■ Set problem: Repeat the records below exactly.

■ Dataset records:
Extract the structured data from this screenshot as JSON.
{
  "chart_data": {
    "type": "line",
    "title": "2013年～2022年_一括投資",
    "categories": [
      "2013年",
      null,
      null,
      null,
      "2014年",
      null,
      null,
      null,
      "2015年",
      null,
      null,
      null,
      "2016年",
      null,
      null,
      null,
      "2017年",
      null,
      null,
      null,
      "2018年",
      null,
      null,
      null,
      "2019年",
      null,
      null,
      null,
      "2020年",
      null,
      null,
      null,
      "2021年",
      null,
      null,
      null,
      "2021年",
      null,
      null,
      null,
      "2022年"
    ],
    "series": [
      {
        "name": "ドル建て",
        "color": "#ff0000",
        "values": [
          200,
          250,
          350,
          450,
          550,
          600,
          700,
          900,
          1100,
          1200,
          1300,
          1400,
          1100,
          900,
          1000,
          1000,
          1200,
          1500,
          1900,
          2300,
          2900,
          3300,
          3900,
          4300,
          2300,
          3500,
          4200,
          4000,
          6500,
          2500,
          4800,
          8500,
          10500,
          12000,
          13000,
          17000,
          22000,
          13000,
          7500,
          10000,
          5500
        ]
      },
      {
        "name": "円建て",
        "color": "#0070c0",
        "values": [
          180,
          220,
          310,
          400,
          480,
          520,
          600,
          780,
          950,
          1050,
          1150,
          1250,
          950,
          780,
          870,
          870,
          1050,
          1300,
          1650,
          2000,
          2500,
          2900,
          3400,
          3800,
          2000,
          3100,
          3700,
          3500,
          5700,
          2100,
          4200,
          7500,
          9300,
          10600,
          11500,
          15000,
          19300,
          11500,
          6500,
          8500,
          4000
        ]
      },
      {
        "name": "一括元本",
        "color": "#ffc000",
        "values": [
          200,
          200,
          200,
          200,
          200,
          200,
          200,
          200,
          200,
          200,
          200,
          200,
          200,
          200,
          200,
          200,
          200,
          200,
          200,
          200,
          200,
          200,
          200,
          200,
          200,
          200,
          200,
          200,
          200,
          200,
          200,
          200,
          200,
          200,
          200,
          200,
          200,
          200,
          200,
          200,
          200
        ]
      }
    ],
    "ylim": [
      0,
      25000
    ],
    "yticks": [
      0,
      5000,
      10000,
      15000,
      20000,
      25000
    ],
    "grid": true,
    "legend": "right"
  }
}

■ Exercise solution:
Extract the structured data from this screenshot as JSON.
{
  "chart_data": {
    "type": "line",
    "title": "2013年～2022年_一括投資",
    "categories": [
      "2013年",
      null,
      null,
      null,
      "2014年",
      null,
      null,
      null,
      "2015年",
      null,
      null,
      null,
      "2016年",
      null,
      null,
      null,
      "2017年",
      null,
      null,
      null,
      "2018年",
      null,
      null,
      null,
      "2019年",
      null,
      null,
      null,
      "2020年",
      null,
      null,
      null,
      "2021年",
      null,
      null,
      null,
      "2021年",
      null,
      null,
      null,
      "2022年"
    ],
    "series": [
      {
        "name": "ドル建て",
        "color": "#ff0000",
        "values": [
          200,
          250,
          350,
          450,
          550,
          600,
          700,
          900,
          1100,
          1200,
          1300,
          1400,
          1100,
          900,
          1000,
          1000,
          1200,
          1500,
          1900,
          2300,
          2900,
          3300,
          3900,
          4300,
          2300,
          3500,
          4200,
          4000,
          6500,
          2500,
          4800,
          8500,
          10500,
          12000,
          13000,
          17000,
          22000,
          13000,
          7500,
          10000,
          5500
        ]
      },
      {
        "name": "円建て",
        "color": "#0070c0",
        "values": [
          180,
          220,
          310,
          400,
          480,
          520,
          600,
          780,
          950,
          1050,
          1150,
          1250,
          950,
          780,
          870,
          870,
          1050,
          1300,
          1650,
          2000,
          2500,
          2900,
          3400,
          3800,
          2000,
          3100,
          3700,
          3500,
          5700,
          2100,
          4200,
          7500,
          9300,
          10600,
          11500,
          15000,
          19300,
          11500,
          6500,
          8500,
          4000
        ]
      },
      {
        "name": "一括元本",
        "color": "#ffc000",
        "values": [
          200,
          200,
          200,
          200,
          200,
          200,
          200,
          200,
          200,
          200,
          200,
          200,
          200,
          200,
          200,
          200,
          200,
          200,
          200,
          200,
          200,
          200,
          200,
          200,
          200,
          200,
          200,
          200,
          200,
          200,
          200,
          200,
          200,
          200,
          200,
          200,
          200,
          200,
          200,
          200,
          200
        ]
      }
    ],
    "ylim": [
      0,
      25000
    ],
    "yticks": [
      0,
      5000,
      10000,
      15000,
      20000,
      25000
    ],
    "grid": true,
    "legend": "right"
  }
}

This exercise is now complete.